** START LISTED ENTRIES **

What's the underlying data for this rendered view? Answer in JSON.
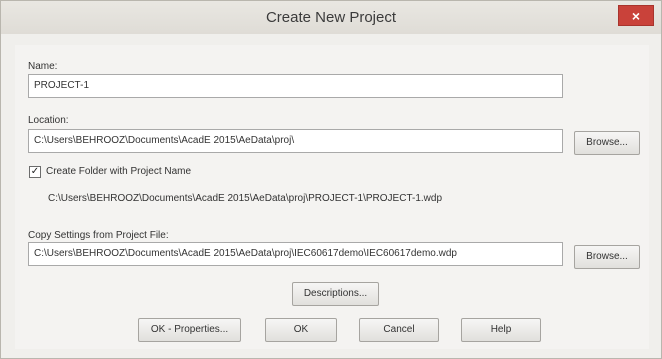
{
  "dialog": {
    "title": "Create New Project",
    "close_glyph": "×"
  },
  "name": {
    "label": "Name:",
    "value": "PROJECT-1"
  },
  "location": {
    "label": "Location:",
    "value": "C:\\Users\\BEHROOZ\\Documents\\AcadE 2015\\AeData\\proj\\",
    "browse_label": "Browse..."
  },
  "create_folder": {
    "checked": true,
    "check_glyph": "✓",
    "label": "Create Folder with Project Name",
    "result_path": "C:\\Users\\BEHROOZ\\Documents\\AcadE 2015\\AeData\\proj\\PROJECT-1\\PROJECT-1.wdp"
  },
  "copy_settings": {
    "label": "Copy Settings from Project File:",
    "value": "C:\\Users\\BEHROOZ\\Documents\\AcadE 2015\\AeData\\proj\\IEC60617demo\\IEC60617demo.wdp",
    "browse_label": "Browse..."
  },
  "buttons": {
    "descriptions": "Descriptions...",
    "ok_properties": "OK - Properties...",
    "ok": "OK",
    "cancel": "Cancel",
    "help": "Help"
  },
  "icons": {
    "close": "close-icon",
    "check": "checkmark-icon"
  },
  "colors": {
    "close_button": "#c9423a",
    "dialog_bg": "#f0efec"
  }
}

** END LISTED ENTRIES **

» **EXERCISE BRIEF**
Pick every line with "AcadE" in it and copy it.

» **FINISHED EXERCISE**
    "value": "C:\\Users\\BEHROOZ\\Documents\\AcadE 2015\\AeData\\proj\\",
    "result_path": "C:\\Users\\BEHROOZ\\Documents\\AcadE 2015\\AeData\\proj\\PROJECT-1\\PROJECT-1.wdp"
    "value": "C:\\Users\\BEHROOZ\\Documents\\AcadE 2015\\AeData\\proj\\IEC60617demo\\IEC60617demo.wdp",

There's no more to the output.